◆ **Set of tasks**:
**1)** Answer these questions from the article on County Durham:
(a) What percentage funding cut has Durham county council endured, according to Labour?
(b) On what date will the north-east elect its first metro mayor?
(c) For how many years has Derek Bradley run the community centre?
**2)** Can you quote the article on County Durham from "The Conservatives point" up to and including "value for money."?
**3)** Do these statements agree with the article on County Durham? Answer yes or no for each, quoting the words that decide it.
(a) Trimdon lies 10 miles west of Hartlepool.
(b) Rachel Large moved to Trimdon from Newcastle.
(c) Two buses an hour run to Darlington.

◆ **Text extract**:

═══

Asked whether the recent flurry of announcements make up for the axing of local authority budgets since 2010, Howell conceded that the cuts regionally had gone too far. Durham county council has endured a 37% funding cut and axed around £250m from its budget since then, according to Labour.

“I do think there’s questions as to how deep the cuts have had to go [at Durham county council],” he said. “But I think the balance across the country is a different question.”

The Conservatives point to the Teesworks freeport, one of the UK’s biggest regeneration schemes, as an example of levelling up in the region. But despite promises to create thousands of jobs, the government-backed project has been criticised for a lack of transparency and the absence of any guarantee of value for money.

A devolution agreement for the north-east will bring a promised £100m in new funding and powers over transport, housing and skills when the region elects its first metro mayor on 2 May.

Yet the grand announcements about “trailblazer” deals, freeports and economic campuses are far removed from the needs of places such as Trimdon, a tight-knit colliery village 10 miles west of Hartlepool. It is one of the hundreds of villages, 14 towns and a city that makes up County Durham, but many feel the cash stays near the top.

During a coffee morning at Trimdon station community centre, a 10-minute walk from Blair’s former constituency home, there was anger about the lack of local buses. It takes three hours and three buses to travel the 29 miles to Newcastle, one villager fumes. There is only one service an hour to Darlington, Durham and Hartlepool. On Sundays, they say, not a single bus rolls into or out of the village.

“We’re just stuck,” said Rachel Large, 48, who moved to Trimdon from London in early 2002. “When I moved here, it was like a 1960s bus service, and it’s got worse. We’re forgotten about here.”

A Sunday service is expected to begin within weeks, but will be still be limited. Government ministers might point to mayors and freeports as examples of levelling up, said Derek Bradley, the community centre manager, but these villages “have nothing”.

Bradley, 57, a former colliery worker, has run the century-old centre for 15 years and worked with generations of families whose horizons, he said, had been limited by the lack of public transport: “A young lad I spoke to recently hadn’t been to the seaside before. It’s 20 minutes away..”

To Jean Jamb, 59, voting for the Conservatives in 2019 had been “a big let-down,” even though she liked Howell. As for levelling up, she said, it was all “wind and watter” – all talk and no action.

═══

◆ **Items listed in a dataset**:
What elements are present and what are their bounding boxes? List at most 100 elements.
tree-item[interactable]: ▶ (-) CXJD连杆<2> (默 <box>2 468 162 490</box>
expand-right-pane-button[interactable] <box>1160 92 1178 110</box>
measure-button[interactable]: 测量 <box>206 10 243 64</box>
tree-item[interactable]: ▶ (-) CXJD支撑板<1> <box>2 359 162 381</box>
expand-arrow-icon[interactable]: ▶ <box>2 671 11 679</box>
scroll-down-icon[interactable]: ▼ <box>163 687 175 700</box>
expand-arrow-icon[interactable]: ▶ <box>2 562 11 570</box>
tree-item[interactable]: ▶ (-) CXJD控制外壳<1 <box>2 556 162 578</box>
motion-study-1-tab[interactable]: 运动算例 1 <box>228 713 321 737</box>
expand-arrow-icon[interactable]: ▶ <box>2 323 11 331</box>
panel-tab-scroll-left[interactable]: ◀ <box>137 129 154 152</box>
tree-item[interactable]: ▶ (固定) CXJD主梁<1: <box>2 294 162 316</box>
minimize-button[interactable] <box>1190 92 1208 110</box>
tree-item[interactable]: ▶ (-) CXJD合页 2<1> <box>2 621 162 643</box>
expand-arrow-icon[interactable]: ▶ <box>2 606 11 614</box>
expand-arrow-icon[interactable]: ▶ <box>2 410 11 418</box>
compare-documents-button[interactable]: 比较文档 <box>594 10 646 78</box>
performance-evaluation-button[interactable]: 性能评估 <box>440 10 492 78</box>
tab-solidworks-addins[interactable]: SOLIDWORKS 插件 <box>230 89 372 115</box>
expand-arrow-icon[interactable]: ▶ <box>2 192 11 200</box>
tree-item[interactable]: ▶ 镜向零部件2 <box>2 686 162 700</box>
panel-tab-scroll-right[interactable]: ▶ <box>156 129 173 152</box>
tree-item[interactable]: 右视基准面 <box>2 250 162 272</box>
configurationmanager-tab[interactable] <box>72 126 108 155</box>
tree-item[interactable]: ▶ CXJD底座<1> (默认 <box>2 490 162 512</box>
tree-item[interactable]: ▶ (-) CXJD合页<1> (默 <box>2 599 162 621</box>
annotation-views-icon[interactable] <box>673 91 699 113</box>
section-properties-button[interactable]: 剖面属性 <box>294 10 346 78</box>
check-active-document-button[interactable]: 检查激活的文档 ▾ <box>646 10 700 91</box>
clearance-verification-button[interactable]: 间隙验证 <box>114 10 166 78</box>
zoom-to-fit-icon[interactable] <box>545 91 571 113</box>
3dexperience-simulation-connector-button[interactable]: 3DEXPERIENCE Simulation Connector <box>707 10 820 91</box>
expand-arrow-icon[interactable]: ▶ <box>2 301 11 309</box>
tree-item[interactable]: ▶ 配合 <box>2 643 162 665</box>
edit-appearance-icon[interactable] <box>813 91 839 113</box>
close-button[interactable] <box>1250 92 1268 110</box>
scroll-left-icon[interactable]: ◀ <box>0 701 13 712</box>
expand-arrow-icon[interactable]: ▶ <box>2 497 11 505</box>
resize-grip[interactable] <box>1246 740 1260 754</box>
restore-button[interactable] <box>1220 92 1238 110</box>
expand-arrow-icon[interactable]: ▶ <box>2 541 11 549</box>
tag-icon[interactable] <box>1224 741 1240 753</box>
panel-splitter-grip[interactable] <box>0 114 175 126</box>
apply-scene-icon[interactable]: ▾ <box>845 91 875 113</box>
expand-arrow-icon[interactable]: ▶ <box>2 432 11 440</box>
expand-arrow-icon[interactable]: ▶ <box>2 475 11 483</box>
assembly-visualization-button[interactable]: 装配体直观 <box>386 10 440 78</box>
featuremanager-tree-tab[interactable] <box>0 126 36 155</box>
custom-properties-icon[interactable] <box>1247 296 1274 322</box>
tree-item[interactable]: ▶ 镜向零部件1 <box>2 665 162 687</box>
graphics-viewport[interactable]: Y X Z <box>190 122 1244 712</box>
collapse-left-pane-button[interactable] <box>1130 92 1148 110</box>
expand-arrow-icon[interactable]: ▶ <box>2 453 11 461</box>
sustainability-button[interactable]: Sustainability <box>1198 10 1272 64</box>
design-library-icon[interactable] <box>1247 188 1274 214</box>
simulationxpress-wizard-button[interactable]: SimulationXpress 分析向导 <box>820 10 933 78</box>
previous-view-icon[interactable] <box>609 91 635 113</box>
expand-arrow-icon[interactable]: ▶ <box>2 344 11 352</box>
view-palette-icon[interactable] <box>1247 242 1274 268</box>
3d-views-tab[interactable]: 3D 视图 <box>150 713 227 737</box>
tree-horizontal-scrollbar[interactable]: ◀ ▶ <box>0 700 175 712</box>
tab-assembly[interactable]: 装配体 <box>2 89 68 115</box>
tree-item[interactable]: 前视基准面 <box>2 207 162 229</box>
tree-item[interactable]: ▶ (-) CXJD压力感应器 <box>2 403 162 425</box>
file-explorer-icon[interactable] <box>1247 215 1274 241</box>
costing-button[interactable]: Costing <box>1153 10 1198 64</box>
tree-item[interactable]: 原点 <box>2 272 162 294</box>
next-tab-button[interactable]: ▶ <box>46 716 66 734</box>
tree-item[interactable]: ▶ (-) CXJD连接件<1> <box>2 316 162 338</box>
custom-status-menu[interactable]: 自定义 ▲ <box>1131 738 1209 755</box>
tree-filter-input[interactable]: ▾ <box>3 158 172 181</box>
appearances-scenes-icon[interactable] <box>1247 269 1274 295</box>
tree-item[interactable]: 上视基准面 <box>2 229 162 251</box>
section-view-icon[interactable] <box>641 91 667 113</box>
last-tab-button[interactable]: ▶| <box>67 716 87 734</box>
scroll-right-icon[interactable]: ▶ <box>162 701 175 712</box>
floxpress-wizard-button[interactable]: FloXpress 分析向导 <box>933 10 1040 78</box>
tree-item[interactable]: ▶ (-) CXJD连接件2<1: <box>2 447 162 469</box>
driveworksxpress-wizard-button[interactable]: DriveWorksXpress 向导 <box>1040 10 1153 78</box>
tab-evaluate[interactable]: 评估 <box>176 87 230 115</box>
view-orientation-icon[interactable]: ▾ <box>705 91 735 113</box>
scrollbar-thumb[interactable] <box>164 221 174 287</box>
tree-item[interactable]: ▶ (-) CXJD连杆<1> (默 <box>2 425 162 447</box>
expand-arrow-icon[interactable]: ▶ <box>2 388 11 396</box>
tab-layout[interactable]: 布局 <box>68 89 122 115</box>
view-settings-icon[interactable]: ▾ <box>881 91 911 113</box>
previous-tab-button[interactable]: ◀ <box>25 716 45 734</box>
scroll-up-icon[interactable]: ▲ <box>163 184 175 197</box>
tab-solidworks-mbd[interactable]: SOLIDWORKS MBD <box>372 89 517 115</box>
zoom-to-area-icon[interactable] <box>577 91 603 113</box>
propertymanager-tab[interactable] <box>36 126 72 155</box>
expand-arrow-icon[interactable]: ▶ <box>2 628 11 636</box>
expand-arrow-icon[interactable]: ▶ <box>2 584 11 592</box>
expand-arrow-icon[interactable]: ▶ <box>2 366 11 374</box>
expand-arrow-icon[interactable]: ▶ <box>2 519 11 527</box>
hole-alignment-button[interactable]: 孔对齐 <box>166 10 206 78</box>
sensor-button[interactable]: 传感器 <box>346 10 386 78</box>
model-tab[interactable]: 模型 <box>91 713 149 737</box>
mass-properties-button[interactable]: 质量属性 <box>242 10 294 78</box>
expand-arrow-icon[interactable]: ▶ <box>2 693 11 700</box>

═══

◆ **Completed exercise**:
**1)**
(a) 37%
(b) 2 May
(c) 15 years

**2)**
The Conservatives point to the Teesworks freeport, one of the UK’s biggest regeneration schemes, as an example of levelling up in the region. But despite promises to create thousands of jobs, the government-backed project has been criticised for a lack of transparency and the absence of any guarantee of value for money.

**3)**
(a) Yes: "a tight-knit colliery village 10 miles west of Hartlepool"
(b) No: "who moved to Trimdon from London in early 2002"
(c) No: "There is only one service an hour to Darlington, Durham and Hartlepool."